Only the number is wanted: how many lines in the data contain "button"?

....

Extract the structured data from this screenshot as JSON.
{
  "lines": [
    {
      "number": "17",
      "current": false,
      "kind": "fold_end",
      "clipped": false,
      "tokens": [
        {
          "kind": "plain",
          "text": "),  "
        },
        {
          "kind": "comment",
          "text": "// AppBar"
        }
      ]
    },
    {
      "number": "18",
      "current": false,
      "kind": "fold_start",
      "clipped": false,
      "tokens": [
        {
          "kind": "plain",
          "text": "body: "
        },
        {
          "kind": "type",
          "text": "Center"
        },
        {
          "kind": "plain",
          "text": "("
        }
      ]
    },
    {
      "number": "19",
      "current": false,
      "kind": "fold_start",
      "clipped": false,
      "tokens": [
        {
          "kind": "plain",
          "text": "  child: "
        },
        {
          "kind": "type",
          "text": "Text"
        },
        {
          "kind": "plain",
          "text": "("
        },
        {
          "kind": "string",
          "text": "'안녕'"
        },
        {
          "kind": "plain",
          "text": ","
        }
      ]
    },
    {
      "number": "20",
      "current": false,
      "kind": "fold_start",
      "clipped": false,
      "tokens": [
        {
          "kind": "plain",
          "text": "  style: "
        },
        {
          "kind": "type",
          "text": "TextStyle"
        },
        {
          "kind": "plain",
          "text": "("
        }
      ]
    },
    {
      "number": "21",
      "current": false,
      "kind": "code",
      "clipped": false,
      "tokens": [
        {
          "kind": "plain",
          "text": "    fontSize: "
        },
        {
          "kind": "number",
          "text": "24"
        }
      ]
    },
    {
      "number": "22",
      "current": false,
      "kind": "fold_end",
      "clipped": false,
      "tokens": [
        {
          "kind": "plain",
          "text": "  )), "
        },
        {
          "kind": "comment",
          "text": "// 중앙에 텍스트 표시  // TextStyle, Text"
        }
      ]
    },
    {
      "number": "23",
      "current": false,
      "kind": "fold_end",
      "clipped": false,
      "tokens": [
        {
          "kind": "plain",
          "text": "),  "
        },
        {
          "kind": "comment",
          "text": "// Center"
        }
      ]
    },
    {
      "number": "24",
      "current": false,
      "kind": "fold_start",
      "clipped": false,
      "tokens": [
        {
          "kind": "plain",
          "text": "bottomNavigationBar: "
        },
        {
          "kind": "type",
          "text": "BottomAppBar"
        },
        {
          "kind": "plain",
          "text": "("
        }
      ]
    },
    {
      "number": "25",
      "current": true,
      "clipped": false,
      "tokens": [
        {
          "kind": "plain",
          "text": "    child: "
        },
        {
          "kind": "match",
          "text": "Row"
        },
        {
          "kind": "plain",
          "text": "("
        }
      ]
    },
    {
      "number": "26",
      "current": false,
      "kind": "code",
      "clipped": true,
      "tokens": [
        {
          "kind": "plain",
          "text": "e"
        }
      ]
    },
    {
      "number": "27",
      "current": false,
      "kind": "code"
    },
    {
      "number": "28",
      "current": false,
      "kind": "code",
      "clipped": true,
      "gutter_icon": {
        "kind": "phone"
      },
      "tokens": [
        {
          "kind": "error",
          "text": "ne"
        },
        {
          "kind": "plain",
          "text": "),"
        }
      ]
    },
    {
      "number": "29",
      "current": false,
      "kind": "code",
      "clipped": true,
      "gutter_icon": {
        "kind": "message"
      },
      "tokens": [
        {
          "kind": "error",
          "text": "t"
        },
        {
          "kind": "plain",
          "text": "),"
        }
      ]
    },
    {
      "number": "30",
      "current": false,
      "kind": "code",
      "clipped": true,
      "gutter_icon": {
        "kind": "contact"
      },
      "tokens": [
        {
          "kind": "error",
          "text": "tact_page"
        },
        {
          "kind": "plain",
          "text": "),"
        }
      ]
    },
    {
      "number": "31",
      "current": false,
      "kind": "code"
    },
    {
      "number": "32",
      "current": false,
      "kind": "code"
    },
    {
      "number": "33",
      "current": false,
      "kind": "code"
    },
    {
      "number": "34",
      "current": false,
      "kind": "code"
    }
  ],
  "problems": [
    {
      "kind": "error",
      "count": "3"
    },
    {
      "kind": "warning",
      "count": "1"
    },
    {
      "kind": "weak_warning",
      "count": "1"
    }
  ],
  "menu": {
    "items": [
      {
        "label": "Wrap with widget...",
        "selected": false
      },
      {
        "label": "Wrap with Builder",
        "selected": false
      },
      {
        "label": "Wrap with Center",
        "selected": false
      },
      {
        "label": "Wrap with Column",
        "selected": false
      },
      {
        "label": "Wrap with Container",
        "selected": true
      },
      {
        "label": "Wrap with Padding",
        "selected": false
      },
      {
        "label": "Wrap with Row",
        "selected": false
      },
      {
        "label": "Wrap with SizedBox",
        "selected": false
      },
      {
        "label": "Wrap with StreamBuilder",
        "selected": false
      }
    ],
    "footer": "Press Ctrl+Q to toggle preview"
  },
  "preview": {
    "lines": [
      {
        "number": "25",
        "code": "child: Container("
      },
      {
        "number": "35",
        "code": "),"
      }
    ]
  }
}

....

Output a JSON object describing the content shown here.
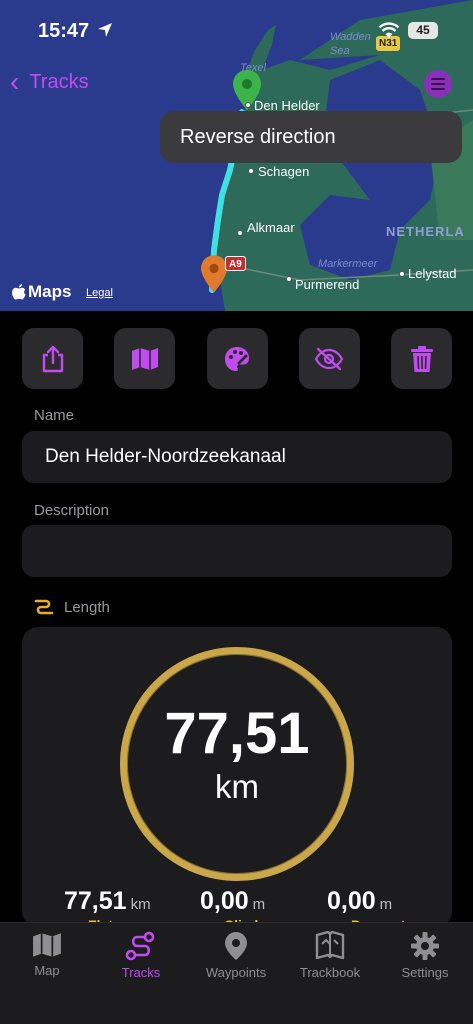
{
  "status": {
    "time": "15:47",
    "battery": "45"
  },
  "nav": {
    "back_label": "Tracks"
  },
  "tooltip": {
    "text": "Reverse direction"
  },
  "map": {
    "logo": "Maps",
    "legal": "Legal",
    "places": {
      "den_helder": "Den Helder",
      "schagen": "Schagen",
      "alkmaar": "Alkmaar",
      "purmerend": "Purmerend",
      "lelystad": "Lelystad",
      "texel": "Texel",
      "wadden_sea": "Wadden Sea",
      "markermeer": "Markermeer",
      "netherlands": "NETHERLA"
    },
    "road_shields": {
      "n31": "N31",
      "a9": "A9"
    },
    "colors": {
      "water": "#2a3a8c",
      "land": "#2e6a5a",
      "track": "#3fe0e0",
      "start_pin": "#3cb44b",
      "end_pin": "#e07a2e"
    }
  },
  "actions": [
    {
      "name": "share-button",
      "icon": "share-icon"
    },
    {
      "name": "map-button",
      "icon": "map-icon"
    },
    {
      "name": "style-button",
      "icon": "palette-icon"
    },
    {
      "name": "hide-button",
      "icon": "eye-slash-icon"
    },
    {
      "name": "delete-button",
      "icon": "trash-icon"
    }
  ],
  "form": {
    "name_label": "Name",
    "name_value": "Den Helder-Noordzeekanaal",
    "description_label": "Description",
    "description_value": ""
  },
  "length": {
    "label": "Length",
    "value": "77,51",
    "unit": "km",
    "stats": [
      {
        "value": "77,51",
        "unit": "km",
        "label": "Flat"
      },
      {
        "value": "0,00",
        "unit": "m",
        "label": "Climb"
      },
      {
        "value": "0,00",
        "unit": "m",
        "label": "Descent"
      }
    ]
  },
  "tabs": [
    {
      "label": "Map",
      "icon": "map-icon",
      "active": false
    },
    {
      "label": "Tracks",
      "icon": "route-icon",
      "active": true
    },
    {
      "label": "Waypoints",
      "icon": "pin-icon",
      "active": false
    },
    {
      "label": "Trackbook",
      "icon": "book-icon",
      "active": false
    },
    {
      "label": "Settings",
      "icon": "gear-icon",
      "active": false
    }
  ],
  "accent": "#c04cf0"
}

....

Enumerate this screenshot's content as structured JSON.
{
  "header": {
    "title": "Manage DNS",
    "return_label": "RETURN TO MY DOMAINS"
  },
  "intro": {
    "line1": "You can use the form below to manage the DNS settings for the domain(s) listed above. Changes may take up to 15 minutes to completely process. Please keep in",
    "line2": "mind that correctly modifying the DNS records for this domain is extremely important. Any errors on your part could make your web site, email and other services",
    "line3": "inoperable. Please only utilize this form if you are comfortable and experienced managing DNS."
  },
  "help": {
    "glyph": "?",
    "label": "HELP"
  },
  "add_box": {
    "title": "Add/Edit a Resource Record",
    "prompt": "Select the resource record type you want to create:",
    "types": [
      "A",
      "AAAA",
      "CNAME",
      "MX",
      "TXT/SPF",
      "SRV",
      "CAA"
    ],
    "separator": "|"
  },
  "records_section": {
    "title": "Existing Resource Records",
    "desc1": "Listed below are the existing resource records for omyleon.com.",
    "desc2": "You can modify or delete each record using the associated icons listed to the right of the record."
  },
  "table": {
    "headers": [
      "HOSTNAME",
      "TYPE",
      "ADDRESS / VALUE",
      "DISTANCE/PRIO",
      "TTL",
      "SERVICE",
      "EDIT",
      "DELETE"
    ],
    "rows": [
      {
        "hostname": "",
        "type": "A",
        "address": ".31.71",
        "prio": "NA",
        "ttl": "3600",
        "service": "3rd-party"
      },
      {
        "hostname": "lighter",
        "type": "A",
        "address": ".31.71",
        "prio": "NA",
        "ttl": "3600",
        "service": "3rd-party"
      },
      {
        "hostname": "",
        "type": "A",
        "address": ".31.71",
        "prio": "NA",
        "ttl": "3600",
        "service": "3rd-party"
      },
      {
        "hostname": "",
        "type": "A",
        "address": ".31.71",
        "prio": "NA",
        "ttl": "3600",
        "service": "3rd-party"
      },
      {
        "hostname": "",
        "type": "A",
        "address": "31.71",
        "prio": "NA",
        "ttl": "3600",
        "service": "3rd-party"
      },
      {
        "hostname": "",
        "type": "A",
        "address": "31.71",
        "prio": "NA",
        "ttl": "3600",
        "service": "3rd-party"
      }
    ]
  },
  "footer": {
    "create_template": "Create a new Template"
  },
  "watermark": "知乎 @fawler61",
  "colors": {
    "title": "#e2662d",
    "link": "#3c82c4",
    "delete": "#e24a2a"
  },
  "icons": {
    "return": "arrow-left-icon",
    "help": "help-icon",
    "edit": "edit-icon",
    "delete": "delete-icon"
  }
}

....

Task response:
5